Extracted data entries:
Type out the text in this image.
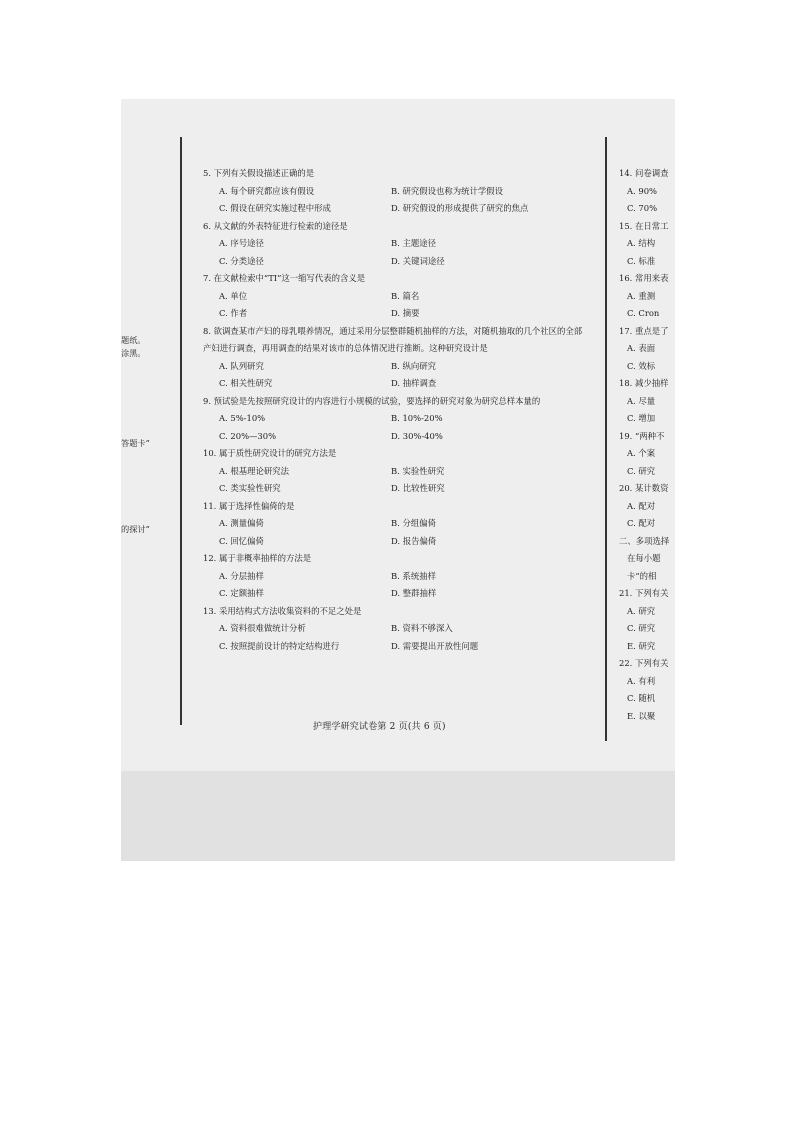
题纸。
涂黑。
答题卡”
的探讨”
5. 下列有关假设描述正确的是
A. 每个研究都应该有假设	B. 研究假设也称为统计学假设
C. 假设在研究实施过程中形成	D. 研究假设的形成提供了研究的焦点
6. 从文献的外表特征进行检索的途径是
A. 序号途径	B. 主题途径
C. 分类途径	D. 关键词途径
7. 在文献检索中“TI”这一缩写代表的含义是
A. 单位	B. 篇名
C. 作者	D. 摘要
8. 欲调查某市产妇的母乳喂养情况，通过采用分层整群随机抽样的方法，对随机抽取的几个社区的全部产妇进行调查，再用调查的结果对该市的总体情况进行推断。这种研究设计是
A. 队列研究	B. 纵向研究
C. 相关性研究	D. 抽样调查
9. 预试验是先按照研究设计的内容进行小规模的试验，要选择的研究对象为研究总样本量的
A. 5%-10%	B. 10%-20%
C. 20%—30%	D. 30%-40%
10. 属于质性研究设计的研究方法是
A. 根基理论研究法	B. 实验性研究
C. 类实验性研究	D. 比较性研究
11. 属于选择性偏倚的是
A. 测量偏倚	B. 分组偏倚
C. 回忆偏倚	D. 报告偏倚
12. 属于非概率抽样的方法是
A. 分层抽样	B. 系统抽样
C. 定额抽样	D. 整群抽样
13. 采用结构式方法收集资料的不足之处是
A. 资料很难做统计分析	B. 资料不够深入
C. 按照提前设计的特定结构进行	D. 需要提出开放性问题
护理学研究试卷第 2 页(共 6 页)
14. 问卷调查
A. 90%
C. 70%
15. 在日常工
A. 结构
C. 标准
16. 常用来表
A. 重测
C. Cron
17. 重点是了
A. 表面
C. 效标
18. 减少抽样
A. 尽量
C. 增加
19. “两种不
A. 个案
C. 研究
20. 某计数资
A. 配对
C. 配对
二、多项选择
在每小题
卡”的相
21. 下列有关
A. 研究
C. 研究
E. 研究
22. 下列有关
A. 有利
C. 随机
E. 以聚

## Instruction
Every entry must be reproduced exactly, with the images left out.

## Solution to the problem
Type out the text in this image.
题纸。
涂黑。
答题卡”
的探讨”
5. 下列有关假设描述正确的是
A. 每个研究都应该有假设	B. 研究假设也称为统计学假设
C. 假设在研究实施过程中形成	D. 研究假设的形成提供了研究的焦点
6. 从文献的外表特征进行检索的途径是
A. 序号途径	B. 主题途径
C. 分类途径	D. 关键词途径
7. 在文献检索中“TI”这一缩写代表的含义是
A. 单位	B. 篇名
C. 作者	D. 摘要
8. 欲调查某市产妇的母乳喂养情况，通过采用分层整群随机抽样的方法，对随机抽取的几个社区的全部产妇进行调查，再用调查的结果对该市的总体情况进行推断。这种研究设计是
A. 队列研究	B. 纵向研究
C. 相关性研究	D. 抽样调查
9. 预试验是先按照研究设计的内容进行小规模的试验，要选择的研究对象为研究总样本量的
A. 5%-10%	B. 10%-20%
C. 20%—30%	D. 30%-40%
10. 属于质性研究设计的研究方法是
A. 根基理论研究法	B. 实验性研究
C. 类实验性研究	D. 比较性研究
11. 属于选择性偏倚的是
A. 测量偏倚	B. 分组偏倚
C. 回忆偏倚	D. 报告偏倚
12. 属于非概率抽样的方法是
A. 分层抽样	B. 系统抽样
C. 定额抽样	D. 整群抽样
13. 采用结构式方法收集资料的不足之处是
A. 资料很难做统计分析	B. 资料不够深入
C. 按照提前设计的特定结构进行	D. 需要提出开放性问题
护理学研究试卷第 2 页(共 6 页)
14. 问卷调查
A. 90%
C. 70%
15. 在日常工
A. 结构
C. 标准
16. 常用来表
A. 重测
C. Cron
17. 重点是了
A. 表面
C. 效标
18. 减少抽样
A. 尽量
C. 增加
19. “两种不
A. 个案
C. 研究
20. 某计数资
A. 配对
C. 配对
二、多项选择
在每小题
卡”的相
21. 下列有关
A. 研究
C. 研究
E. 研究
22. 下列有关
A. 有利
C. 随机
E. 以聚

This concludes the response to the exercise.